TASK PROMPT — Pull out every line with the word "data" from the entries below.
-- Start INFORMATION GIVEN --
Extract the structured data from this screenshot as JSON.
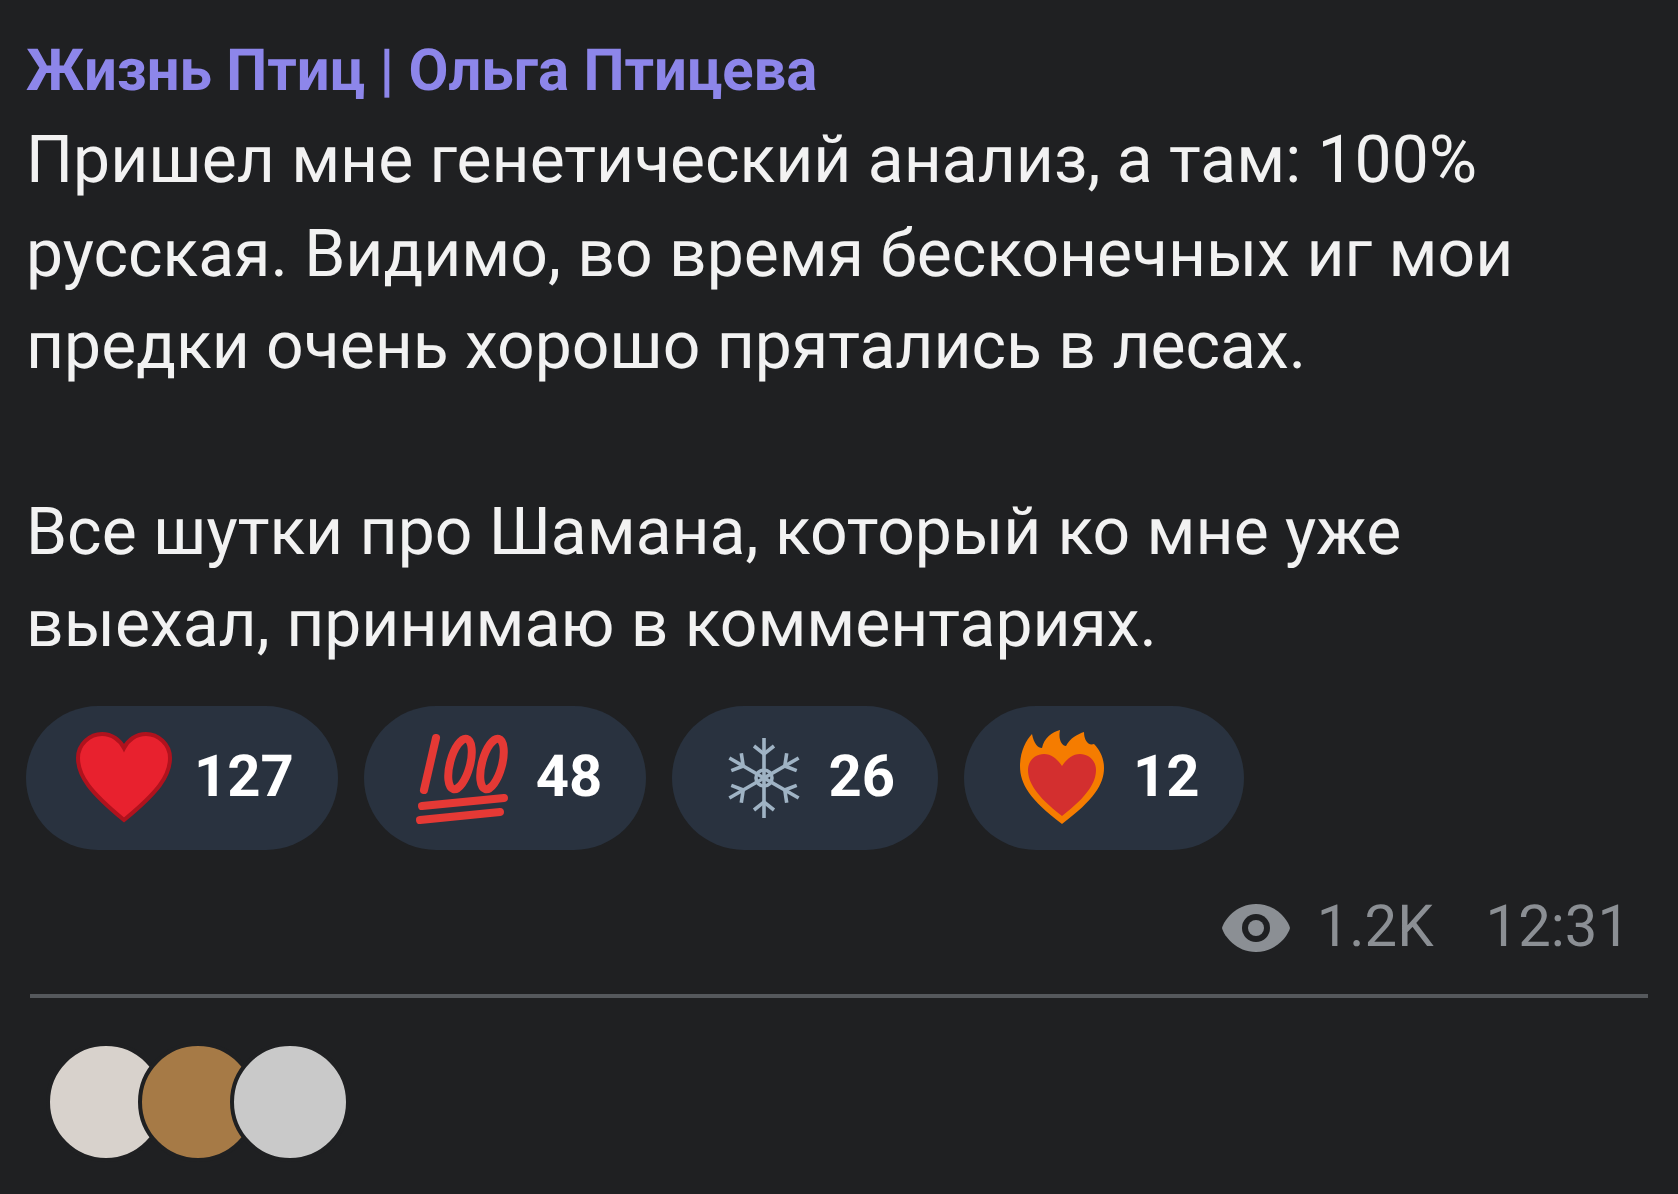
{
  "post": {
    "author": "Жизнь Птиц | Ольга Птицева",
    "paragraphs": [
      "Пришел мне генетический анализ, а там: 100% русская. Видимо, во время бесконечных иг мои предки очень хорошо прятались в лесах.",
      "Все шутки про Шамана, который ко мне уже выехал, принимаю в комментариях."
    ],
    "reactions": [
      {
        "kind": "heart",
        "count": "127"
      },
      {
        "kind": "hundred",
        "count": "48"
      },
      {
        "kind": "snowflake",
        "count": "26"
      },
      {
        "kind": "fire-heart",
        "count": "12"
      }
    ],
    "views": "1.2K",
    "time": "12:31"
  }
}
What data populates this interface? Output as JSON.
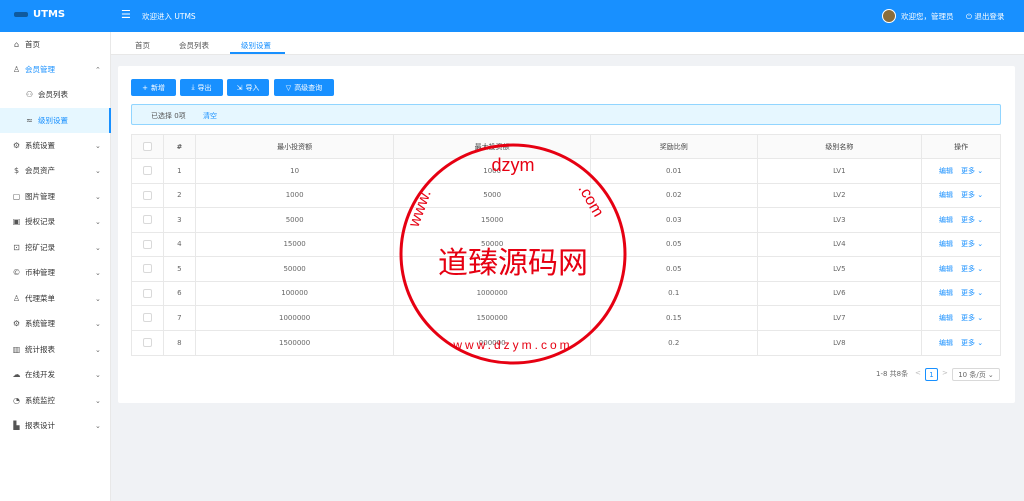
{
  "header": {
    "app_title": "UTMS",
    "fold_icon": "menu-fold-icon",
    "welcome": "欢迎进入 UTMS",
    "greeting": "欢迎您，管理员",
    "logout": "退出登录"
  },
  "sidebar": {
    "items": [
      {
        "icon": "⌂",
        "label": "首页",
        "chevron": ""
      },
      {
        "icon": "♙",
        "label": "会员管理",
        "chevron": "⌃"
      },
      {
        "icon": "⚇",
        "label": "会员列表",
        "chevron": ""
      },
      {
        "icon": "≈",
        "label": "级别设置",
        "chevron": ""
      },
      {
        "icon": "⚙",
        "label": "系统设置",
        "chevron": "⌄"
      },
      {
        "icon": "$",
        "label": "会员资产",
        "chevron": "⌄"
      },
      {
        "icon": "▢",
        "label": "图片管理",
        "chevron": "⌄"
      },
      {
        "icon": "▣",
        "label": "授权记录",
        "chevron": "⌄"
      },
      {
        "icon": "⊡",
        "label": "挖矿记录",
        "chevron": "⌄"
      },
      {
        "icon": "©",
        "label": "币种管理",
        "chevron": "⌄"
      },
      {
        "icon": "♙",
        "label": "代理菜单",
        "chevron": "⌄"
      },
      {
        "icon": "⚙",
        "label": "系统管理",
        "chevron": "⌄"
      },
      {
        "icon": "▥",
        "label": "统计报表",
        "chevron": "⌄"
      },
      {
        "icon": "☁",
        "label": "在线开发",
        "chevron": "⌄"
      },
      {
        "icon": "◔",
        "label": "系统监控",
        "chevron": "⌄"
      },
      {
        "icon": "▙",
        "label": "报表设计",
        "chevron": "⌄"
      }
    ]
  },
  "tabs": [
    "首页",
    "会员列表",
    "级别设置"
  ],
  "toolbar": {
    "add": "新增",
    "export": "导出",
    "import": "导入",
    "query": "高级查询"
  },
  "alert": {
    "selected": "已选择 0项",
    "clear": "清空"
  },
  "table": {
    "headers": [
      "",
      "#",
      "最小投资额",
      "最大投资额",
      "奖励比例",
      "级别名称",
      "操作"
    ],
    "rows": [
      [
        "1",
        "10",
        "1000",
        "0.01",
        "LV1"
      ],
      [
        "2",
        "1000",
        "5000",
        "0.02",
        "LV2"
      ],
      [
        "3",
        "5000",
        "15000",
        "0.03",
        "LV3"
      ],
      [
        "4",
        "15000",
        "50000",
        "0.05",
        "LV4"
      ],
      [
        "5",
        "50000",
        "",
        "0.05",
        "LV5"
      ],
      [
        "6",
        "100000",
        "1000000",
        "0.1",
        "LV6"
      ],
      [
        "7",
        "1000000",
        "1500000",
        "0.15",
        "LV7"
      ],
      [
        "8",
        "1500000",
        "000000",
        "0.2",
        "LV8"
      ]
    ],
    "edit": "编辑",
    "more": "更多 ⌄"
  },
  "pagination": {
    "total": "1-8 共8条",
    "prev": "<",
    "current": "1",
    "next": ">",
    "size": "10 条/页 ⌄"
  },
  "watermark": {
    "top": "dzym",
    "left": "www.",
    "right": ".com",
    "center": "道臻源码网",
    "bottom": "www.dzym.com",
    "color": "#e60012"
  }
}
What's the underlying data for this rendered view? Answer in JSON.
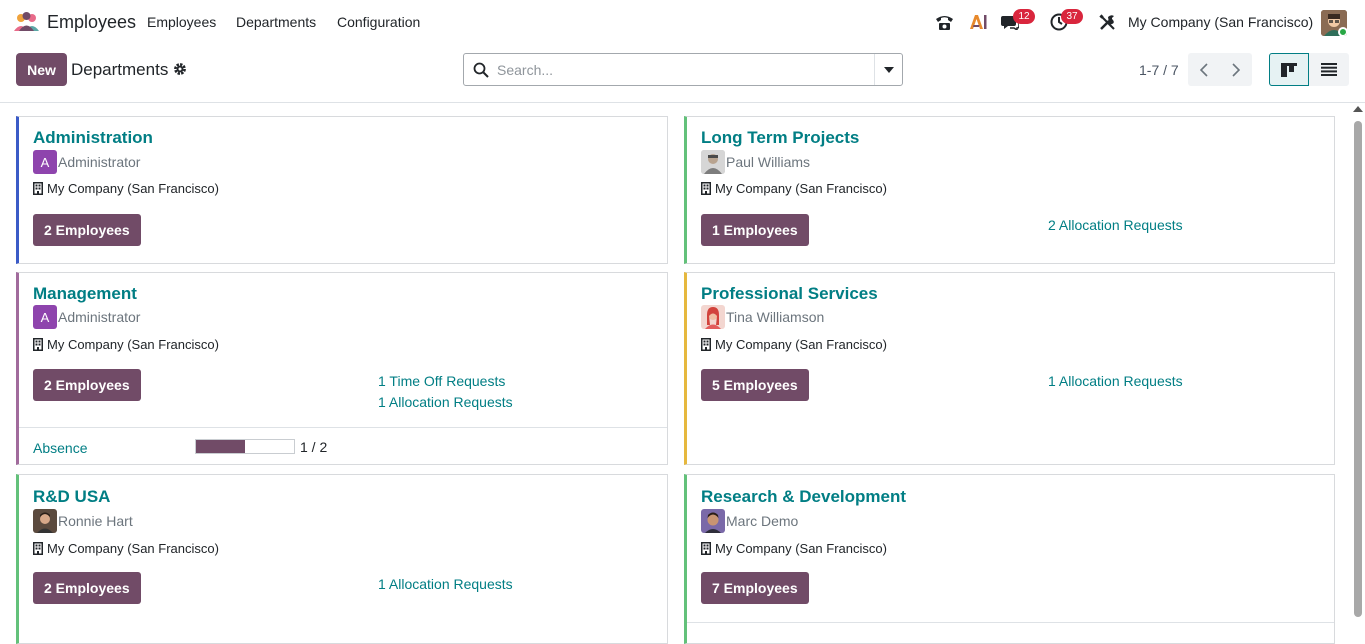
{
  "navbar": {
    "app_name": "Employees",
    "menu": [
      "Employees",
      "Departments",
      "Configuration"
    ],
    "badges": {
      "messages": "12",
      "activities": "37"
    },
    "company": "My Company (San Francisco)"
  },
  "control_panel": {
    "new_label": "New",
    "title": "Departments",
    "search_placeholder": "Search...",
    "pager": "1-7 / 7"
  },
  "colors": {
    "primary": "#714b67",
    "link": "#017e84"
  },
  "departments": [
    {
      "name": "Administration",
      "manager": "Administrator",
      "avatar_letter": "A",
      "company": "My Company (San Francisco)",
      "employees": "2 Employees",
      "requests": [],
      "color": "#3b5bc7"
    },
    {
      "name": "Long Term Projects",
      "manager": "Paul Williams",
      "company": "My Company (San Francisco)",
      "employees": "1 Employees",
      "requests": [
        "2 Allocation Requests"
      ],
      "color": "#63c17a"
    },
    {
      "name": "Management",
      "manager": "Administrator",
      "avatar_letter": "A",
      "company": "My Company (San Francisco)",
      "employees": "2 Employees",
      "requests": [
        "1 Time Off Requests",
        "1 Allocation Requests"
      ],
      "absence_label": "Absence",
      "absence_value": "1 / 2",
      "absence_fraction": 0.5,
      "color": "#a16b9c"
    },
    {
      "name": "Professional Services",
      "manager": "Tina Williamson",
      "company": "My Company (San Francisco)",
      "employees": "5 Employees",
      "requests": [
        "1 Allocation Requests"
      ],
      "color": "#e6b83e"
    },
    {
      "name": "R&D USA",
      "manager": "Ronnie Hart",
      "company": "My Company (San Francisco)",
      "employees": "2 Employees",
      "requests": [
        "1 Allocation Requests"
      ],
      "color": "#63c17a"
    },
    {
      "name": "Research & Development",
      "manager": "Marc Demo",
      "company": "My Company (San Francisco)",
      "employees": "7 Employees",
      "requests": [],
      "color": "#63c17a"
    }
  ]
}
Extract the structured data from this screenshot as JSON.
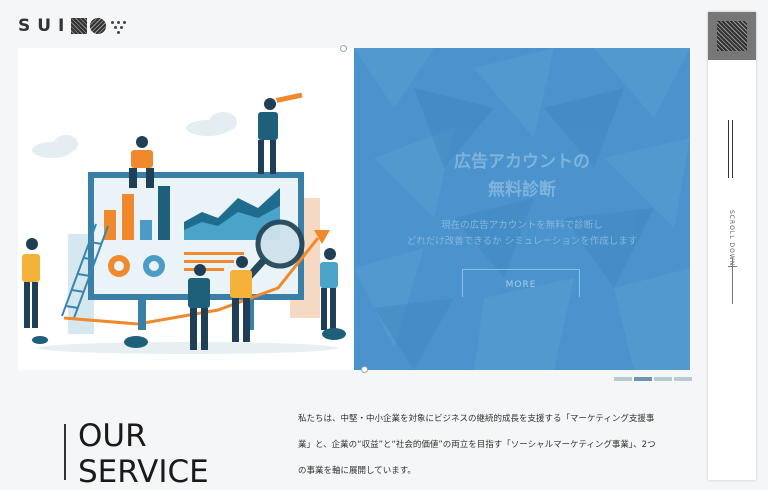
{
  "logo": {
    "text": "SUI",
    "marks": [
      "square-mark-icon",
      "circle-mark-icon",
      "triangle-dots-icon"
    ]
  },
  "hero": {
    "title_line1": "広告アカウントの",
    "title_line2": "無料診断",
    "desc_line1": "現在の広告アカウントを無料で診断し",
    "desc_line2": "どれだけ改善できるか シミュレーションを作成します",
    "more_label": "MORE"
  },
  "pager": {
    "count": 4,
    "active_index": 1
  },
  "side": {
    "scroll_label": "SCROLL DOWN"
  },
  "service": {
    "title_line1": "OUR",
    "title_line2": "SERVICE",
    "text": "私たちは、中堅・中小企業を対象にビジネスの継続的成長を支援する「マーケティング支援事業」と、企業の“収益”と“社会的価値”の両立を目指す「ソーシャルマーケティング事業」、2つの事業を軸に展開しています。"
  },
  "colors": {
    "accent_blue": "#4a93cc",
    "orange": "#f0892b",
    "teal": "#1e5f7a",
    "background": "#f4f6f7"
  }
}
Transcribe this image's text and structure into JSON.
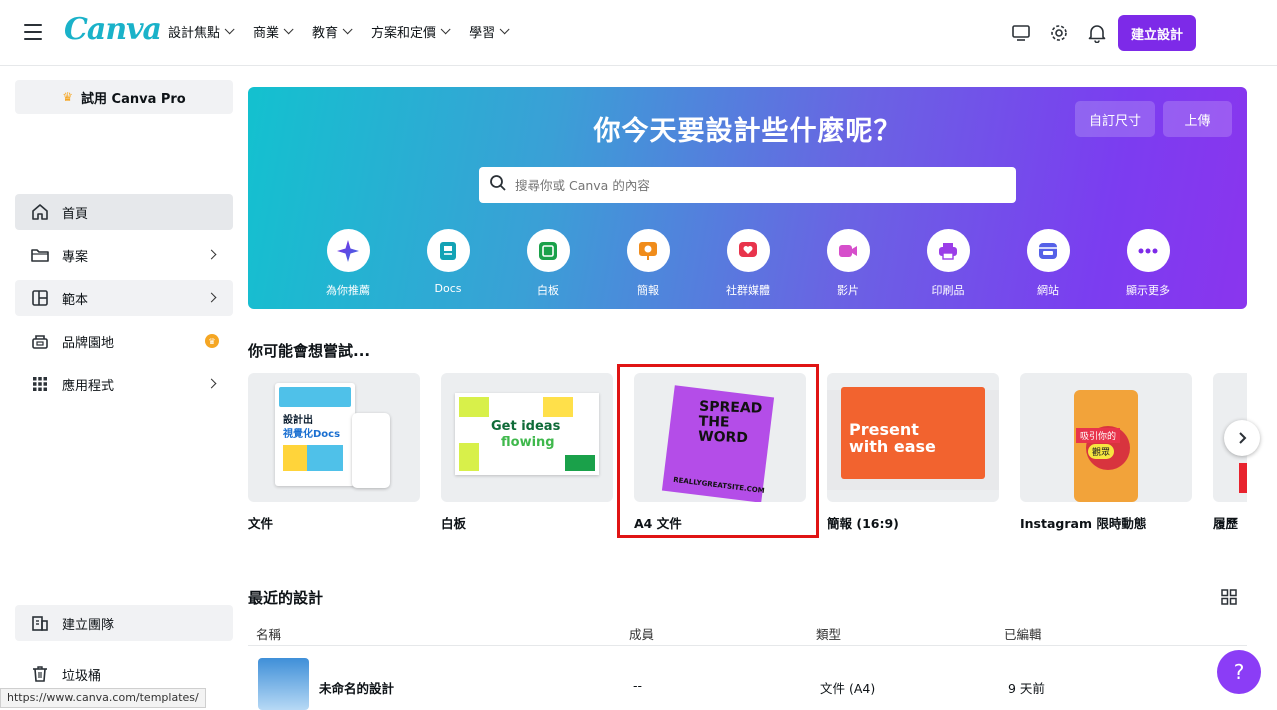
{
  "logo": "Canva",
  "nav": [
    "設計焦點",
    "商業",
    "教育",
    "方案和定價",
    "學習"
  ],
  "top_icons": [
    "desktop-icon",
    "gear-icon",
    "bell-icon"
  ],
  "create_button": "建立設計",
  "sidebar": {
    "pro": "試用 Canva Pro",
    "items": [
      {
        "label": "首頁",
        "icon": "home-icon"
      },
      {
        "label": "專案",
        "icon": "folder-icon"
      },
      {
        "label": "範本",
        "icon": "template-icon"
      },
      {
        "label": "品牌園地",
        "icon": "brand-icon"
      },
      {
        "label": "應用程式",
        "icon": "apps-icon"
      }
    ],
    "create_team": "建立團隊",
    "trash": "垃圾桶"
  },
  "hero": {
    "title": "你今天要設計些什麼呢？",
    "custom_size": "自訂尺寸",
    "upload": "上傳",
    "search_placeholder": "搜尋你或 Canva 的內容",
    "categories": [
      {
        "label": "為你推薦",
        "icon": "sparkle-icon"
      },
      {
        "label": "Docs",
        "icon": "doc-icon"
      },
      {
        "label": "白板",
        "icon": "whiteboard-icon"
      },
      {
        "label": "簡報",
        "icon": "presentation-icon"
      },
      {
        "label": "社群媒體",
        "icon": "heart-icon"
      },
      {
        "label": "影片",
        "icon": "video-icon"
      },
      {
        "label": "印刷品",
        "icon": "print-icon"
      },
      {
        "label": "網站",
        "icon": "website-icon"
      },
      {
        "label": "顯示更多",
        "icon": "more-icon"
      }
    ]
  },
  "suggest_title": "你可能會想嘗試...",
  "suggestions": [
    {
      "label": "文件",
      "thumb_a": "設計出",
      "thumb_b": "視覺化Docs"
    },
    {
      "label": "白板",
      "thumb_a": "Get ideas",
      "thumb_b": "flowing"
    },
    {
      "label": "A4 文件",
      "thumb_a": "SPREAD",
      "thumb_b": "THE WORD",
      "thumb_c": "REALLYGREATSITE.COM"
    },
    {
      "label": "簡報 (16:9)",
      "thumb_a": "Present",
      "thumb_b": "with ease"
    },
    {
      "label": "Instagram 限時動態",
      "thumb_a": "吸引你的",
      "thumb_b": "觀眾"
    },
    {
      "label": "履歷"
    }
  ],
  "recent_title": "最近的設計",
  "table": {
    "headers": [
      "名稱",
      "成員",
      "類型",
      "已編輯"
    ],
    "rows": [
      {
        "name": "未命名的設計",
        "members": "--",
        "type": "文件 (A4)",
        "edited": "9 天前"
      }
    ]
  },
  "help": "?",
  "status_url": "https://www.canva.com/templates/"
}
-- End INFORMATION GIVEN --
FULL ANSWER —
Extract the structured data from this screenshot as JSON.
What data populates this interface? Output as JSON.
What's the underlying data for this rendered view? Answer in JSON.
Extract the structured data from this screenshot as JSON.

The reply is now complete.